>> START

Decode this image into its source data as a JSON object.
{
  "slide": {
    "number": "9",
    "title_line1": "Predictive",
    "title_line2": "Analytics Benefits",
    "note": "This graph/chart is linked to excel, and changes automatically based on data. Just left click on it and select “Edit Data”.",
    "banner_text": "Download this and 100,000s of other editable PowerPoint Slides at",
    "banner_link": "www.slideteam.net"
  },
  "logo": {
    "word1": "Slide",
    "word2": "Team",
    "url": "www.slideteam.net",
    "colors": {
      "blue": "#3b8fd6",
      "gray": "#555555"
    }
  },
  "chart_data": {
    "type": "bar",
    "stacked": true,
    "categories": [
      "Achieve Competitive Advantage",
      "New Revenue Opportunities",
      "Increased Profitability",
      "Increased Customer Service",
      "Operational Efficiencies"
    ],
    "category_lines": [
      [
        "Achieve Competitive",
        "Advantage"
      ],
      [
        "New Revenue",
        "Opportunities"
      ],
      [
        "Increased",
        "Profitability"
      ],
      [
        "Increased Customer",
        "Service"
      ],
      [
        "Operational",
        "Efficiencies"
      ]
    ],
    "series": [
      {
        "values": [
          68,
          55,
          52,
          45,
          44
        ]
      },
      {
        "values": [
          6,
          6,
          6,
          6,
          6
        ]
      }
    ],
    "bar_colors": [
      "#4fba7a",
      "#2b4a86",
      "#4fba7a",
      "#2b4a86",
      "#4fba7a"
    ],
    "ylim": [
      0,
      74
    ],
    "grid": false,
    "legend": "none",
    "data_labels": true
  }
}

>> END

Instructions to follow: Copy every line exactly. Leave nothing out.

Exercise result:
Decode this image into its source data as a JSON object.
{
  "slide": {
    "number": "9",
    "title_line1": "Predictive",
    "title_line2": "Analytics Benefits",
    "note": "This graph/chart is linked to excel, and changes automatically based on data. Just left click on it and select “Edit Data”.",
    "banner_text": "Download this and 100,000s of other editable PowerPoint Slides at",
    "banner_link": "www.slideteam.net"
  },
  "logo": {
    "word1": "Slide",
    "word2": "Team",
    "url": "www.slideteam.net",
    "colors": {
      "blue": "#3b8fd6",
      "gray": "#555555"
    }
  },
  "chart_data": {
    "type": "bar",
    "stacked": true,
    "categories": [
      "Achieve Competitive Advantage",
      "New Revenue Opportunities",
      "Increased Profitability",
      "Increased Customer Service",
      "Operational Efficiencies"
    ],
    "category_lines": [
      [
        "Achieve Competitive",
        "Advantage"
      ],
      [
        "New Revenue",
        "Opportunities"
      ],
      [
        "Increased",
        "Profitability"
      ],
      [
        "Increased Customer",
        "Service"
      ],
      [
        "Operational",
        "Efficiencies"
      ]
    ],
    "series": [
      {
        "values": [
          68,
          55,
          52,
          45,
          44
        ]
      },
      {
        "values": [
          6,
          6,
          6,
          6,
          6
        ]
      }
    ],
    "bar_colors": [
      "#4fba7a",
      "#2b4a86",
      "#4fba7a",
      "#2b4a86",
      "#4fba7a"
    ],
    "ylim": [
      0,
      74
    ],
    "grid": false,
    "legend": "none",
    "data_labels": true
  }
}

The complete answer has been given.